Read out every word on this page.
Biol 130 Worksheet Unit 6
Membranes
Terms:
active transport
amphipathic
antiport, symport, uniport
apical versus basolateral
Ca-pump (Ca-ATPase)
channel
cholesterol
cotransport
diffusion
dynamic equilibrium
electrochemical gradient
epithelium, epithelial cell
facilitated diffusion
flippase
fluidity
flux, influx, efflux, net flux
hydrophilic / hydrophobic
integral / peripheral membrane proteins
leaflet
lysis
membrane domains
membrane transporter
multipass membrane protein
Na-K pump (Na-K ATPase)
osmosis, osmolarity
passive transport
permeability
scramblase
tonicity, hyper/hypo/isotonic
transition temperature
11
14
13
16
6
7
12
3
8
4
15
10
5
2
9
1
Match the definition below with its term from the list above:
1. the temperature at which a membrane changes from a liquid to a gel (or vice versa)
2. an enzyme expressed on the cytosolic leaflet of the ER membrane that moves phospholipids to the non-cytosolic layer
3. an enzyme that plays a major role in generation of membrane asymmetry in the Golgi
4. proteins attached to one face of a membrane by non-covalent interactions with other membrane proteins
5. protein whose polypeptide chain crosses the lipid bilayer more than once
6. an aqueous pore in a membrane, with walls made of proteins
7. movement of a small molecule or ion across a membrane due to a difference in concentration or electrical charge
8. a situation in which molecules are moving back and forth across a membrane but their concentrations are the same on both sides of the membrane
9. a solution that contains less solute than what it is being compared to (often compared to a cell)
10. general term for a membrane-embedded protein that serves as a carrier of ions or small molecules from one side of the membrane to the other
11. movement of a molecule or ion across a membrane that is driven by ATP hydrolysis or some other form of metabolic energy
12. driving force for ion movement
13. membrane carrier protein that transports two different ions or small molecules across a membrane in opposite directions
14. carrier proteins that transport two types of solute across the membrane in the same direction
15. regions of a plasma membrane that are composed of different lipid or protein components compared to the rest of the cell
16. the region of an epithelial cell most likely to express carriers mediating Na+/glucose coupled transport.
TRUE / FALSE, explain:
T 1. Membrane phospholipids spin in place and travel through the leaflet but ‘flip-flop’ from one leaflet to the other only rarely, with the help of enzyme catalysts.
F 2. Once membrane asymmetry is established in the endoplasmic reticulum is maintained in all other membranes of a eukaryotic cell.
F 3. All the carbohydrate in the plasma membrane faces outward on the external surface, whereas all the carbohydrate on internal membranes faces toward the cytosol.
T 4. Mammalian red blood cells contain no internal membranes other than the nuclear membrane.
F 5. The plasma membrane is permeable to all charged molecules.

▶ _Your objective_: Using the listing above, print every entry verbatim.

▶ _Reply_:
Read out every word on this page.
Biol 130 Worksheet Unit 6
Membranes
Terms:
active transport
amphipathic
antiport, symport, uniport
apical versus basolateral
Ca-pump (Ca-ATPase)
channel
cholesterol
cotransport
diffusion
dynamic equilibrium
electrochemical gradient
epithelium, epithelial cell
facilitated diffusion
flippase
fluidity
flux, influx, efflux, net flux
hydrophilic / hydrophobic
integral / peripheral membrane proteins
leaflet
lysis
membrane domains
membrane transporter
multipass membrane protein
Na-K pump (Na-K ATPase)
osmosis, osmolarity
passive transport
permeability
scramblase
tonicity, hyper/hypo/isotonic
transition temperature
11
14
13
16
6
7
12
3
8
4
15
10
5
2
9
1
Match the definition below with its term from the list above:
1. the temperature at which a membrane changes from a liquid to a gel (or vice versa)
2. an enzyme expressed on the cytosolic leaflet of the ER membrane that moves phospholipids to the non-cytosolic layer
3. an enzyme that plays a major role in generation of membrane asymmetry in the Golgi
4. proteins attached to one face of a membrane by non-covalent interactions with other membrane proteins
5. protein whose polypeptide chain crosses the lipid bilayer more than once
6. an aqueous pore in a membrane, with walls made of proteins
7. movement of a small molecule or ion across a membrane due to a difference in concentration or electrical charge
8. a situation in which molecules are moving back and forth across a membrane but their concentrations are the same on both sides of the membrane
9. a solution that contains less solute than what it is being compared to (often compared to a cell)
10. general term for a membrane-embedded protein that serves as a carrier of ions or small molecules from one side of the membrane to the other
11. movement of a molecule or ion across a membrane that is driven by ATP hydrolysis or some other form of metabolic energy
12. driving force for ion movement
13. membrane carrier protein that transports two different ions or small molecules across a membrane in opposite directions
14. carrier proteins that transport two types of solute across the membrane in the same direction
15. regions of a plasma membrane that are composed of different lipid or protein components compared to the rest of the cell
16. the region of an epithelial cell most likely to express carriers mediating Na+/glucose coupled transport.
TRUE / FALSE, explain:
T 1. Membrane phospholipids spin in place and travel through the leaflet but ‘flip-flop’ from one leaflet to the other only rarely, with the help of enzyme catalysts.
F 2. Once membrane asymmetry is established in the endoplasmic reticulum is maintained in all other membranes of a eukaryotic cell.
F 3. All the carbohydrate in the plasma membrane faces outward on the external surface, whereas all the carbohydrate on internal membranes faces toward the cytosol.
T 4. Mammalian red blood cells contain no internal membranes other than the nuclear membrane.
F 5. The plasma membrane is permeable to all charged molecules.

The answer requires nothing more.